— Stated goal —
Write out each entry again. Keep every word exactly as it is.
>>>>>
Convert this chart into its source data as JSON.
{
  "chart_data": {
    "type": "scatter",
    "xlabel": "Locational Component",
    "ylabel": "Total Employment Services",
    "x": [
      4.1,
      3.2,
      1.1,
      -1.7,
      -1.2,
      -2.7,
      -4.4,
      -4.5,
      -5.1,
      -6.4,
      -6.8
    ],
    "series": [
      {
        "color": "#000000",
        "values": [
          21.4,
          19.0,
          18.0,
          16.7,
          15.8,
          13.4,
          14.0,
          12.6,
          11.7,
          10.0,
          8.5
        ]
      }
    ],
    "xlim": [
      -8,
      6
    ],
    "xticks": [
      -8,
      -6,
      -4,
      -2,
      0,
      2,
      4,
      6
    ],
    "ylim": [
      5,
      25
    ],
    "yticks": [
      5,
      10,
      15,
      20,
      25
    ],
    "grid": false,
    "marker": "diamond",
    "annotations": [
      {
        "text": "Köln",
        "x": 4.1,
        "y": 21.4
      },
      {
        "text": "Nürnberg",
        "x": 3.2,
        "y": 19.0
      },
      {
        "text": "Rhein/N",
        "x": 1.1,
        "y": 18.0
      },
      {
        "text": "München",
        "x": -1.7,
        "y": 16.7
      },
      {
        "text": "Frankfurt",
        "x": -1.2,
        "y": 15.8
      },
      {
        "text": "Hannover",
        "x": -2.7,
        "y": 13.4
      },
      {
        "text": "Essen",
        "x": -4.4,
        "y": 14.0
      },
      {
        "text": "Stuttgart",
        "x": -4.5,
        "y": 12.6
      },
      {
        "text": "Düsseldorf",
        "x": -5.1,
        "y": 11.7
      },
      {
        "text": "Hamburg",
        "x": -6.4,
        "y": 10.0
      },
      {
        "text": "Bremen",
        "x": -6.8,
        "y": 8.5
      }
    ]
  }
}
<<<<<
— Written answer —
Convert this chart into its source data as JSON.
{
  "chart_data": {
    "type": "scatter",
    "xlabel": "Locational Component",
    "ylabel": "Total Employment Services",
    "x": [
      4.1,
      3.2,
      1.1,
      -1.7,
      -1.2,
      -2.7,
      -4.4,
      -4.5,
      -5.1,
      -6.4,
      -6.8
    ],
    "series": [
      {
        "color": "#000000",
        "values": [
          21.4,
          19.0,
          18.0,
          16.7,
          15.8,
          13.4,
          14.0,
          12.6,
          11.7,
          10.0,
          8.5
        ]
      }
    ],
    "xlim": [
      -8,
      6
    ],
    "xticks": [
      -8,
      -6,
      -4,
      -2,
      0,
      2,
      4,
      6
    ],
    "ylim": [
      5,
      25
    ],
    "yticks": [
      5,
      10,
      15,
      20,
      25
    ],
    "grid": false,
    "marker": "diamond",
    "annotations": [
      {
        "text": "Köln",
        "x": 4.1,
        "y": 21.4
      },
      {
        "text": "Nürnberg",
        "x": 3.2,
        "y": 19.0
      },
      {
        "text": "Rhein/N",
        "x": 1.1,
        "y": 18.0
      },
      {
        "text": "München",
        "x": -1.7,
        "y": 16.7
      },
      {
        "text": "Frankfurt",
        "x": -1.2,
        "y": 15.8
      },
      {
        "text": "Hannover",
        "x": -2.7,
        "y": 13.4
      },
      {
        "text": "Essen",
        "x": -4.4,
        "y": 14.0
      },
      {
        "text": "Stuttgart",
        "x": -4.5,
        "y": 12.6
      },
      {
        "text": "Düsseldorf",
        "x": -5.1,
        "y": 11.7
      },
      {
        "text": "Hamburg",
        "x": -6.4,
        "y": 10.0
      },
      {
        "text": "Bremen",
        "x": -6.8,
        "y": 8.5
      }
    ]
  }
}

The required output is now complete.